### Goal
Quote the entries word for word. Omit the pictures.

[start]

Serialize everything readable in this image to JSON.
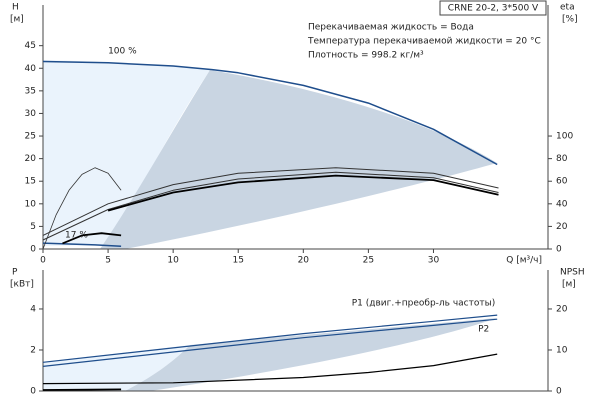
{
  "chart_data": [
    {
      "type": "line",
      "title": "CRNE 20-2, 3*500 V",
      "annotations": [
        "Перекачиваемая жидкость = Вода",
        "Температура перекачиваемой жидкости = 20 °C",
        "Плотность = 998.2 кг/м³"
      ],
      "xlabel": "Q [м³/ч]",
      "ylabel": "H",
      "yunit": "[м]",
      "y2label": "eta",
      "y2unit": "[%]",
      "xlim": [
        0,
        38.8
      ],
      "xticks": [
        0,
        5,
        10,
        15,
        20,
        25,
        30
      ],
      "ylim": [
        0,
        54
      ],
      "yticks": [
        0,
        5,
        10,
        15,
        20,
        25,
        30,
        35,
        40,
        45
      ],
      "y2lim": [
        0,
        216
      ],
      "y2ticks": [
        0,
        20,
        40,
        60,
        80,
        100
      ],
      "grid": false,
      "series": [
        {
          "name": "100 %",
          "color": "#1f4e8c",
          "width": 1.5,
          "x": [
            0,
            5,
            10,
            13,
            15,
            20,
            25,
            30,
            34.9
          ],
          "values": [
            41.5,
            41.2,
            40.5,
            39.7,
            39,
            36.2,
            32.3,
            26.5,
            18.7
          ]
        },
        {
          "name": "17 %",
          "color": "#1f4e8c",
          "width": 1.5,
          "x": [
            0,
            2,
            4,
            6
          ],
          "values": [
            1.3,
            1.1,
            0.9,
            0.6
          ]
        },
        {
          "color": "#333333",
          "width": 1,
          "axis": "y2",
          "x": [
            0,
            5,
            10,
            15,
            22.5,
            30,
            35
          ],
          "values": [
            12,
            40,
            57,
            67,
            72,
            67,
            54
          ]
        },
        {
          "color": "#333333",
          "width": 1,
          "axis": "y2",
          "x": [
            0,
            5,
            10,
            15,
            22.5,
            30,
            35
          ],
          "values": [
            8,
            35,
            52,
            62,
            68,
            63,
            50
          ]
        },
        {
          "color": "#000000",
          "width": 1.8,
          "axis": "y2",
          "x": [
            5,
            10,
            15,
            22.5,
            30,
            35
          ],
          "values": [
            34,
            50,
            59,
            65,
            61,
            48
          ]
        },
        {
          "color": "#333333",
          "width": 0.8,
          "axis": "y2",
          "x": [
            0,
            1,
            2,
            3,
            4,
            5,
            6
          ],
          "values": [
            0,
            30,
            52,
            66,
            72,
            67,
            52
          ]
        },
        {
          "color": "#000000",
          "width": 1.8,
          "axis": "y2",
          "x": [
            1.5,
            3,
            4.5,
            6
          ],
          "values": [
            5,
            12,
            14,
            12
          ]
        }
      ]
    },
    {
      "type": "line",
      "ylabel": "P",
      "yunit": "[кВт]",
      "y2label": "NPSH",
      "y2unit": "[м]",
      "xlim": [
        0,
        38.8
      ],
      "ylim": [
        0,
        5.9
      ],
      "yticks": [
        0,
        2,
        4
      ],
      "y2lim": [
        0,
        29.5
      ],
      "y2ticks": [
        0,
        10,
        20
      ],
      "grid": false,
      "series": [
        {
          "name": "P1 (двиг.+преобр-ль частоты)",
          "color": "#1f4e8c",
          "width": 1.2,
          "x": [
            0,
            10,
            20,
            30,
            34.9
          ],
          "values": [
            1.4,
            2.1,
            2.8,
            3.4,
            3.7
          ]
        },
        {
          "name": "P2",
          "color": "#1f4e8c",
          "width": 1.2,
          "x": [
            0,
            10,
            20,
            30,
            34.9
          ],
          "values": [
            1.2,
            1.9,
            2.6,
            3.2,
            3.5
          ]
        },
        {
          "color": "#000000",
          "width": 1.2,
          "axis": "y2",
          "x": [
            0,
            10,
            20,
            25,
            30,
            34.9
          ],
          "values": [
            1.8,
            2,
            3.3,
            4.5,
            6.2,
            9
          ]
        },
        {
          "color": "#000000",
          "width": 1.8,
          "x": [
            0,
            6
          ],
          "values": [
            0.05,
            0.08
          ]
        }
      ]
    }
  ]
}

[end]

### Task answer
Serialize everything readable in this image to JSON.
{
  "chart_data": [
    {
      "type": "line",
      "title": "CRNE 20-2, 3*500 V",
      "annotations": [
        "Перекачиваемая жидкость = Вода",
        "Температура перекачиваемой жидкости = 20 °C",
        "Плотность = 998.2 кг/м³"
      ],
      "xlabel": "Q [м³/ч]",
      "ylabel": "H",
      "yunit": "[м]",
      "y2label": "eta",
      "y2unit": "[%]",
      "xlim": [
        0,
        38.8
      ],
      "xticks": [
        0,
        5,
        10,
        15,
        20,
        25,
        30
      ],
      "ylim": [
        0,
        54
      ],
      "yticks": [
        0,
        5,
        10,
        15,
        20,
        25,
        30,
        35,
        40,
        45
      ],
      "y2lim": [
        0,
        216
      ],
      "y2ticks": [
        0,
        20,
        40,
        60,
        80,
        100
      ],
      "grid": false,
      "series": [
        {
          "name": "100 %",
          "color": "#1f4e8c",
          "width": 1.5,
          "x": [
            0,
            5,
            10,
            13,
            15,
            20,
            25,
            30,
            34.9
          ],
          "values": [
            41.5,
            41.2,
            40.5,
            39.7,
            39,
            36.2,
            32.3,
            26.5,
            18.7
          ]
        },
        {
          "name": "17 %",
          "color": "#1f4e8c",
          "width": 1.5,
          "x": [
            0,
            2,
            4,
            6
          ],
          "values": [
            1.3,
            1.1,
            0.9,
            0.6
          ]
        },
        {
          "color": "#333333",
          "width": 1,
          "axis": "y2",
          "x": [
            0,
            5,
            10,
            15,
            22.5,
            30,
            35
          ],
          "values": [
            12,
            40,
            57,
            67,
            72,
            67,
            54
          ]
        },
        {
          "color": "#333333",
          "width": 1,
          "axis": "y2",
          "x": [
            0,
            5,
            10,
            15,
            22.5,
            30,
            35
          ],
          "values": [
            8,
            35,
            52,
            62,
            68,
            63,
            50
          ]
        },
        {
          "color": "#000000",
          "width": 1.8,
          "axis": "y2",
          "x": [
            5,
            10,
            15,
            22.5,
            30,
            35
          ],
          "values": [
            34,
            50,
            59,
            65,
            61,
            48
          ]
        },
        {
          "color": "#333333",
          "width": 0.8,
          "axis": "y2",
          "x": [
            0,
            1,
            2,
            3,
            4,
            5,
            6
          ],
          "values": [
            0,
            30,
            52,
            66,
            72,
            67,
            52
          ]
        },
        {
          "color": "#000000",
          "width": 1.8,
          "axis": "y2",
          "x": [
            1.5,
            3,
            4.5,
            6
          ],
          "values": [
            5,
            12,
            14,
            12
          ]
        }
      ]
    },
    {
      "type": "line",
      "ylabel": "P",
      "yunit": "[кВт]",
      "y2label": "NPSH",
      "y2unit": "[м]",
      "xlim": [
        0,
        38.8
      ],
      "ylim": [
        0,
        5.9
      ],
      "yticks": [
        0,
        2,
        4
      ],
      "y2lim": [
        0,
        29.5
      ],
      "y2ticks": [
        0,
        10,
        20
      ],
      "grid": false,
      "series": [
        {
          "name": "P1 (двиг.+преобр-ль частоты)",
          "color": "#1f4e8c",
          "width": 1.2,
          "x": [
            0,
            10,
            20,
            30,
            34.9
          ],
          "values": [
            1.4,
            2.1,
            2.8,
            3.4,
            3.7
          ]
        },
        {
          "name": "P2",
          "color": "#1f4e8c",
          "width": 1.2,
          "x": [
            0,
            10,
            20,
            30,
            34.9
          ],
          "values": [
            1.2,
            1.9,
            2.6,
            3.2,
            3.5
          ]
        },
        {
          "color": "#000000",
          "width": 1.2,
          "axis": "y2",
          "x": [
            0,
            10,
            20,
            25,
            30,
            34.9
          ],
          "values": [
            1.8,
            2,
            3.3,
            4.5,
            6.2,
            9
          ]
        },
        {
          "color": "#000000",
          "width": 1.8,
          "x": [
            0,
            6
          ],
          "values": [
            0.05,
            0.08
          ]
        }
      ]
    }
  ]
}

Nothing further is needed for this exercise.